From the line with "Convert this screenshot" to the final line of the records, reproduce every line exactly and only those lines.
>> Begin Listing
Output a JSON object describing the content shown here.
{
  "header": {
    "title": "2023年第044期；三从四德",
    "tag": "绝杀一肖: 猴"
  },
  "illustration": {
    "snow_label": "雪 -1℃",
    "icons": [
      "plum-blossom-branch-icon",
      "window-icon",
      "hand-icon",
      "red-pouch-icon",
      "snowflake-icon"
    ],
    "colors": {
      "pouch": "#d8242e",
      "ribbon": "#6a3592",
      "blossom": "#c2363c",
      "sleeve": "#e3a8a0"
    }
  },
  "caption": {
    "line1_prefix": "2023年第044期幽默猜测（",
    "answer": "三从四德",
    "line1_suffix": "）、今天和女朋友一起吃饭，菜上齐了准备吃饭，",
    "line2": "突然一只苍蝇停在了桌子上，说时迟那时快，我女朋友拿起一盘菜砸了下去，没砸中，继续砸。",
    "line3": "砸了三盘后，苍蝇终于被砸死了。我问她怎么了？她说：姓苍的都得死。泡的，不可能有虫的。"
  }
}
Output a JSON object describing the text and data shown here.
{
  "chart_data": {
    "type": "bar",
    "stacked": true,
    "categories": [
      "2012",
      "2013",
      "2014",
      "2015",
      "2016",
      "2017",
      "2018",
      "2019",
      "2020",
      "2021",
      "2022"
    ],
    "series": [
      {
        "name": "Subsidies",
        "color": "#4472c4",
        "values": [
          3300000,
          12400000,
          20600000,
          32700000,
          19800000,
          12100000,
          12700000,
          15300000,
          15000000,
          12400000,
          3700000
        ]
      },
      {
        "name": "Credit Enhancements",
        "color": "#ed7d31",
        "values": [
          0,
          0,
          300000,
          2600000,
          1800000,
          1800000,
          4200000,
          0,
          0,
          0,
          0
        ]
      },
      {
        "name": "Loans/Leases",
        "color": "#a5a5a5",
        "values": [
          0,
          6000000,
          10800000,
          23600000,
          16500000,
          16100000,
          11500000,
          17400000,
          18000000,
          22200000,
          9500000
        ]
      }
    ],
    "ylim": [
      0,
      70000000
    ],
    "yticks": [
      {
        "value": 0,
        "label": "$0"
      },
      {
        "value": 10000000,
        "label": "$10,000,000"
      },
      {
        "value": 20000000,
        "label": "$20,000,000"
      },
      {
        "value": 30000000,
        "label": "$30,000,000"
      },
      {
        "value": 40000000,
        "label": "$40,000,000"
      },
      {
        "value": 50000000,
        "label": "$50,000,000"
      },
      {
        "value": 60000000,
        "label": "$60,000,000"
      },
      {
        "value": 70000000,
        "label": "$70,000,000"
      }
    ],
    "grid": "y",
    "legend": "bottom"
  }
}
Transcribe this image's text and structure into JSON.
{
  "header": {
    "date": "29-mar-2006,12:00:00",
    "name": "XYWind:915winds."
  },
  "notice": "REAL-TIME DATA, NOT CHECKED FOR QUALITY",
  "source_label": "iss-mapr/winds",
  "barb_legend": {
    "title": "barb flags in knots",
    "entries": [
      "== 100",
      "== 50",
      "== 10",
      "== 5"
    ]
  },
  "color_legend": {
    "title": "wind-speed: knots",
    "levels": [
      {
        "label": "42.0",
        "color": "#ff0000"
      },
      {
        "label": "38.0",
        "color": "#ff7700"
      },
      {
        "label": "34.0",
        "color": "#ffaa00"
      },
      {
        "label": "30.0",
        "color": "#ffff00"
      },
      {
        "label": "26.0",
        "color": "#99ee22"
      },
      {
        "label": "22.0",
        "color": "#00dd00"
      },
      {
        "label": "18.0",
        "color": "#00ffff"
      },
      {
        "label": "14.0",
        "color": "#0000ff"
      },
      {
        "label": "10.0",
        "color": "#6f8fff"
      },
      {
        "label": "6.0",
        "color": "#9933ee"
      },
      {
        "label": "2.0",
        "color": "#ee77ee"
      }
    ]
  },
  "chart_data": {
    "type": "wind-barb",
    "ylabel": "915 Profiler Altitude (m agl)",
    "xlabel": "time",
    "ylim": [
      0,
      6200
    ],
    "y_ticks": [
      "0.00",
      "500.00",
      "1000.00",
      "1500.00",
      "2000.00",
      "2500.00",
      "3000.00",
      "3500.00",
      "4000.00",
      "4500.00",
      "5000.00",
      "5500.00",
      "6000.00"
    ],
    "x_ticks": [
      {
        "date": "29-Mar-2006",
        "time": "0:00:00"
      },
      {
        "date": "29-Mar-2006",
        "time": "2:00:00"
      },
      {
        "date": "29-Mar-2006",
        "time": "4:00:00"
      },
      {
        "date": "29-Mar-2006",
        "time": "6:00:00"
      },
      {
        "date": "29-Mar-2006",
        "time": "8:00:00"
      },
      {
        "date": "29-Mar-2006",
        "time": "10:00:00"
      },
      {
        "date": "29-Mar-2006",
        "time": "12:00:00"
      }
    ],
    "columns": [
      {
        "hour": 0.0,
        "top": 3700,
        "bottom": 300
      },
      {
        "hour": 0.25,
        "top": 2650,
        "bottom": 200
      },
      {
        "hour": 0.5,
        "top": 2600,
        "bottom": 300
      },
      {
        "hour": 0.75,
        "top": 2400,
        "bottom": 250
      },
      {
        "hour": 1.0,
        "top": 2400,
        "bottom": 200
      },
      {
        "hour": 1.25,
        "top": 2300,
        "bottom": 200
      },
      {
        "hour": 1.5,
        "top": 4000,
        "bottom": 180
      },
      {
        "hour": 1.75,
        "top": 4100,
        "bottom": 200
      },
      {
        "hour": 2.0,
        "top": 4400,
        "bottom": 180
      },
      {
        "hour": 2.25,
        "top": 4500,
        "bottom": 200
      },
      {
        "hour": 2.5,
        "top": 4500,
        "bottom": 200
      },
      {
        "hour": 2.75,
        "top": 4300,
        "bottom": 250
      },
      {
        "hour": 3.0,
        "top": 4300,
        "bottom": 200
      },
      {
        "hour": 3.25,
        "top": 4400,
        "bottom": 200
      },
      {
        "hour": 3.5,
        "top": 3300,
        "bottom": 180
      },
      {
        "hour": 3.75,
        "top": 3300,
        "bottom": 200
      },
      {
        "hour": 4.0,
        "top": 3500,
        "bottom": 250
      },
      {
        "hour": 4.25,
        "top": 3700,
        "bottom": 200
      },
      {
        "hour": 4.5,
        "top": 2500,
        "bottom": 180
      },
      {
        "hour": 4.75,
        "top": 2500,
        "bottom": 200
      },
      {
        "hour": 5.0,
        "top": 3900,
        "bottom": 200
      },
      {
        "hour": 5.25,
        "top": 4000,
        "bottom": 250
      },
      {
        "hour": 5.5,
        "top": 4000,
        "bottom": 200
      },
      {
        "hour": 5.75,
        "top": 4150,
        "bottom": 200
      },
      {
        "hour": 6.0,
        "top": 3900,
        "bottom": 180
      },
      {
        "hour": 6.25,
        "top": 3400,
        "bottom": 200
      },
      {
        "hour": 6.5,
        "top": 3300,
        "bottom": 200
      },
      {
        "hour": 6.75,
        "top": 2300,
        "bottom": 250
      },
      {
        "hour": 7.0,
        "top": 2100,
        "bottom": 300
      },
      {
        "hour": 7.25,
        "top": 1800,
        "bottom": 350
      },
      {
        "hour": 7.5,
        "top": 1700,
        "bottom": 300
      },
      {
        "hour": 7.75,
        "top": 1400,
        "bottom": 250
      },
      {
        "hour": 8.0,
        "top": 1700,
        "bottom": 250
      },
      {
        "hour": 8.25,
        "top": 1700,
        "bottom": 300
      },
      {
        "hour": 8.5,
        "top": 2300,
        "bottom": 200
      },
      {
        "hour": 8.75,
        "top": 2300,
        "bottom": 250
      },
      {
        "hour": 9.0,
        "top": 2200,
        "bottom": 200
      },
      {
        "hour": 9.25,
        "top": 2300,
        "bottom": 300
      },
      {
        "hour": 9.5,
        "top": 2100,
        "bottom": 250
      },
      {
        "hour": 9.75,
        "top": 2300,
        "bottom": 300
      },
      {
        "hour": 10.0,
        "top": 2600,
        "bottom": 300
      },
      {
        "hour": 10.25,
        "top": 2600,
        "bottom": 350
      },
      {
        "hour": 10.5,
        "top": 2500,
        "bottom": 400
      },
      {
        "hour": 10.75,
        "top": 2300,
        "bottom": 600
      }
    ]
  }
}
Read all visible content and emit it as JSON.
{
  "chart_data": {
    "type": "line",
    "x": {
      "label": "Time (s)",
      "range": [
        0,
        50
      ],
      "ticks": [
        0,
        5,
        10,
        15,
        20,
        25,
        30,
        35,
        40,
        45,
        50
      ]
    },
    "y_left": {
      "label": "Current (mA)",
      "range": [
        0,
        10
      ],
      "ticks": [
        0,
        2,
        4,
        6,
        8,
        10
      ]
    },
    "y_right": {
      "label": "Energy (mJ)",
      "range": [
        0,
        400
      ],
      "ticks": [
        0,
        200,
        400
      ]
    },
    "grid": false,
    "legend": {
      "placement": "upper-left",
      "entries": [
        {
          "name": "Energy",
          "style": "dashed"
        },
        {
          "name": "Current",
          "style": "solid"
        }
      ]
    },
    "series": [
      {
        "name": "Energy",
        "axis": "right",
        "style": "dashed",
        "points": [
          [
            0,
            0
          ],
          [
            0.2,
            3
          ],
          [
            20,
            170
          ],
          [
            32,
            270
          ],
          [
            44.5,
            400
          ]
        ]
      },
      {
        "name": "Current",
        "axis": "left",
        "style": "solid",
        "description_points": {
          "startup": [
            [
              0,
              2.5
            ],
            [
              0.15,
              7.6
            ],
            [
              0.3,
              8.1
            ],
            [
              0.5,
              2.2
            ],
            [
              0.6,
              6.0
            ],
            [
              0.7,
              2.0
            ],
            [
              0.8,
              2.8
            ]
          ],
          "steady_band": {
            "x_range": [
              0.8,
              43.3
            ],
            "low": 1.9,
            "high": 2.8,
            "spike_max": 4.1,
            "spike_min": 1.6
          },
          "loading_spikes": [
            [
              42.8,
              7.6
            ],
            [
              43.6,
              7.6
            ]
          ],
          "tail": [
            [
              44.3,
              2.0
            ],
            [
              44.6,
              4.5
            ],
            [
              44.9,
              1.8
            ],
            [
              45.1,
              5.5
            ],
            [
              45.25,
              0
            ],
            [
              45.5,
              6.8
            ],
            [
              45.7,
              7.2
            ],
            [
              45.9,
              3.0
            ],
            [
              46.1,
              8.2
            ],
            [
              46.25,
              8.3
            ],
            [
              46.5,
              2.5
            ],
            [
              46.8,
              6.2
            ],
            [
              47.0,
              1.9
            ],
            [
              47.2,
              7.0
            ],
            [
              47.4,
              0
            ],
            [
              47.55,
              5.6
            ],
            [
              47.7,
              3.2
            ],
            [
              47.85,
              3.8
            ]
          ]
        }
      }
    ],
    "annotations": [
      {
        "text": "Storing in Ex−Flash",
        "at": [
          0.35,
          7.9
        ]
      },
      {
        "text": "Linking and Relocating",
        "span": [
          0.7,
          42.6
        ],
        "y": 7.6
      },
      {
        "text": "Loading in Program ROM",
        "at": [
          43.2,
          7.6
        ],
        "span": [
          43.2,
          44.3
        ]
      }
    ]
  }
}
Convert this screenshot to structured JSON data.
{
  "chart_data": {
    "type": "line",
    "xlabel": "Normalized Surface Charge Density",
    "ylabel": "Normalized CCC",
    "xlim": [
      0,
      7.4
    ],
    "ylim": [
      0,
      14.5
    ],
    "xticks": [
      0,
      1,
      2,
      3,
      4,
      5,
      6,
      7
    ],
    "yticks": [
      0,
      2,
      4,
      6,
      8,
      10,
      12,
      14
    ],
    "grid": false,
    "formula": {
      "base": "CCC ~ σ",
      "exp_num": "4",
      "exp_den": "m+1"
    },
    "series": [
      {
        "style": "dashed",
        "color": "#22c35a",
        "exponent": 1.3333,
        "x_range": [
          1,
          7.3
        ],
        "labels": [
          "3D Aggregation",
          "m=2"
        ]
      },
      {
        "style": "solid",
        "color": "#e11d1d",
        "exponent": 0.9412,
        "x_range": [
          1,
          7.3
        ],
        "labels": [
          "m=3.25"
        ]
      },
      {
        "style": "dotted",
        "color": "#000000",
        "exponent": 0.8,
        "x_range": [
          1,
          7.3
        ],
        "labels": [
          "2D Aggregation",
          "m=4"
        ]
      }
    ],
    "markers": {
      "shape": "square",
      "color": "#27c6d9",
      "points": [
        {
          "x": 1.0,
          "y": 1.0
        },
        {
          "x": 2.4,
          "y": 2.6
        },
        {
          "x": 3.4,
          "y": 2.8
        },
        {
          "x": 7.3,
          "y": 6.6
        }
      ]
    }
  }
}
>> End Listing
**In response**
Convert this screenshot to structured JSON data.
{
  "chart_data": {
    "type": "line",
    "xlabel": "Normalized Surface Charge Density",
    "ylabel": "Normalized CCC",
    "xlim": [
      0,
      7.4
    ],
    "ylim": [
      0,
      14.5
    ],
    "xticks": [
      0,
      1,
      2,
      3,
      4,
      5,
      6,
      7
    ],
    "yticks": [
      0,
      2,
      4,
      6,
      8,
      10,
      12,
      14
    ],
    "grid": false,
    "formula": {
      "base": "CCC ~ σ",
      "exp_num": "4",
      "exp_den": "m+1"
    },
    "series": [
      {
        "style": "dashed",
        "color": "#22c35a",
        "exponent": 1.3333,
        "x_range": [
          1,
          7.3
        ],
        "labels": [
          "3D Aggregation",
          "m=2"
        ]
      },
      {
        "style": "solid",
        "color": "#e11d1d",
        "exponent": 0.9412,
        "x_range": [
          1,
          7.3
        ],
        "labels": [
          "m=3.25"
        ]
      },
      {
        "style": "dotted",
        "color": "#000000",
        "exponent": 0.8,
        "x_range": [
          1,
          7.3
        ],
        "labels": [
          "2D Aggregation",
          "m=4"
        ]
      }
    ],
    "markers": {
      "shape": "square",
      "color": "#27c6d9",
      "points": [
        {
          "x": 1.0,
          "y": 1.0
        },
        {
          "x": 2.4,
          "y": 2.6
        },
        {
          "x": 3.4,
          "y": 2.8
        },
        {
          "x": 7.3,
          "y": 6.6
        }
      ]
    }
  }
}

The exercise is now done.